Stated task -
Quote the records that follow in full, leaving the pictures out.

Excerpted data -
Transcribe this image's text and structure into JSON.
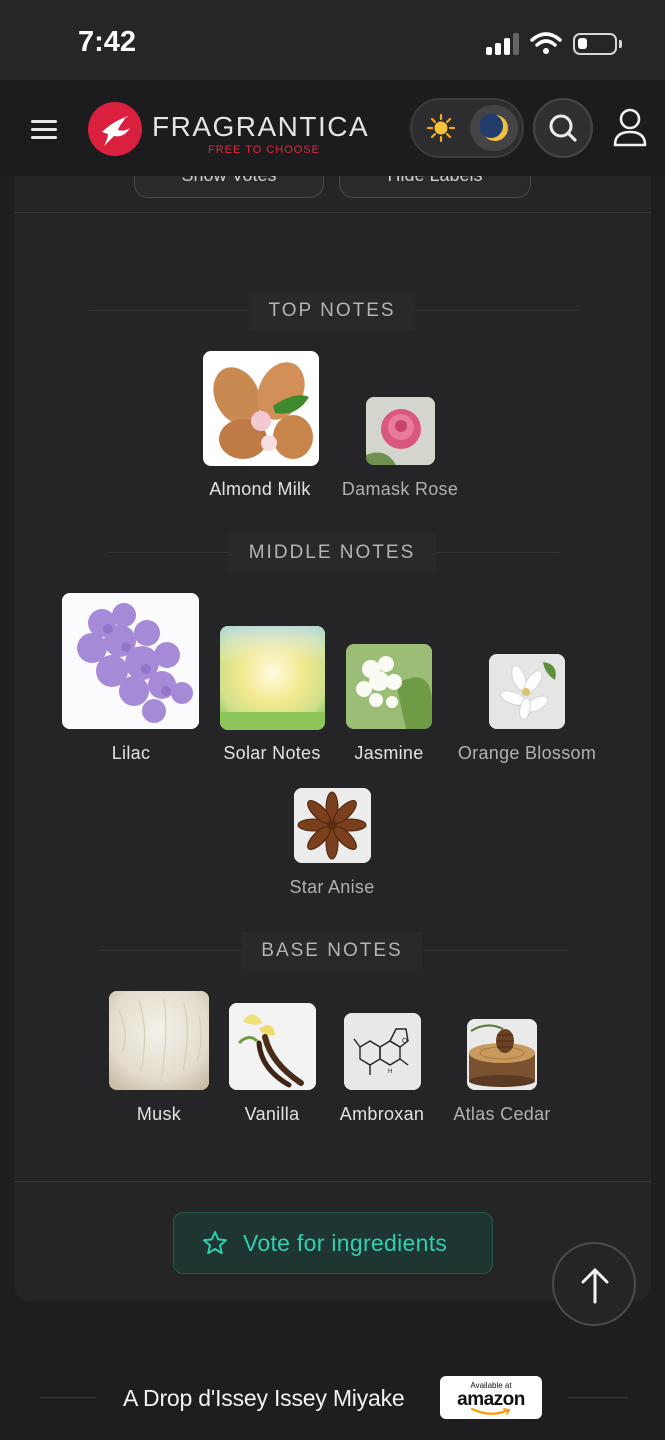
{
  "status_bar": {
    "time": "7:42"
  },
  "header": {
    "brand": "FRAGRANTICA",
    "tagline": "FREE TO CHOOSE",
    "colors": {
      "brand_red": "#d9203f",
      "accent_teal": "#2fd0b0"
    }
  },
  "top_controls": {
    "show_votes": "Show Votes",
    "hide_labels": "Hide Labels"
  },
  "pyramid": {
    "top_notes": {
      "title": "TOP NOTES",
      "notes": [
        {
          "label": "Almond Milk"
        },
        {
          "label": "Damask Rose"
        }
      ]
    },
    "middle_notes": {
      "title": "MIDDLE NOTES",
      "notes": [
        {
          "label": "Lilac"
        },
        {
          "label": "Solar Notes"
        },
        {
          "label": "Jasmine"
        },
        {
          "label": "Orange Blossom"
        },
        {
          "label": "Star Anise"
        }
      ]
    },
    "base_notes": {
      "title": "BASE NOTES",
      "notes": [
        {
          "label": "Musk"
        },
        {
          "label": "Vanilla"
        },
        {
          "label": "Ambroxan"
        },
        {
          "label": "Atlas Cedar"
        }
      ]
    }
  },
  "vote_button": {
    "label": "Vote for ingredients",
    "icon": "star-outline-icon"
  },
  "product_bar": {
    "name": "A Drop d'Issey Issey Miyake",
    "amazon_small": "Available at",
    "amazon_word": "amazon"
  }
}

Complete response -
Transcribe this image's text and structure into JSON.
{
  "status_bar": {
    "time": "7:42"
  },
  "header": {
    "brand": "FRAGRANTICA",
    "tagline": "FREE TO CHOOSE",
    "colors": {
      "brand_red": "#d9203f",
      "accent_teal": "#2fd0b0"
    }
  },
  "top_controls": {
    "show_votes": "Show Votes",
    "hide_labels": "Hide Labels"
  },
  "pyramid": {
    "top_notes": {
      "title": "TOP NOTES",
      "notes": [
        {
          "label": "Almond Milk"
        },
        {
          "label": "Damask Rose"
        }
      ]
    },
    "middle_notes": {
      "title": "MIDDLE NOTES",
      "notes": [
        {
          "label": "Lilac"
        },
        {
          "label": "Solar Notes"
        },
        {
          "label": "Jasmine"
        },
        {
          "label": "Orange Blossom"
        },
        {
          "label": "Star Anise"
        }
      ]
    },
    "base_notes": {
      "title": "BASE NOTES",
      "notes": [
        {
          "label": "Musk"
        },
        {
          "label": "Vanilla"
        },
        {
          "label": "Ambroxan"
        },
        {
          "label": "Atlas Cedar"
        }
      ]
    }
  },
  "vote_button": {
    "label": "Vote for ingredients",
    "icon": "star-outline-icon"
  },
  "product_bar": {
    "name": "A Drop d'Issey Issey Miyake",
    "amazon_small": "Available at",
    "amazon_word": "amazon"
  }
}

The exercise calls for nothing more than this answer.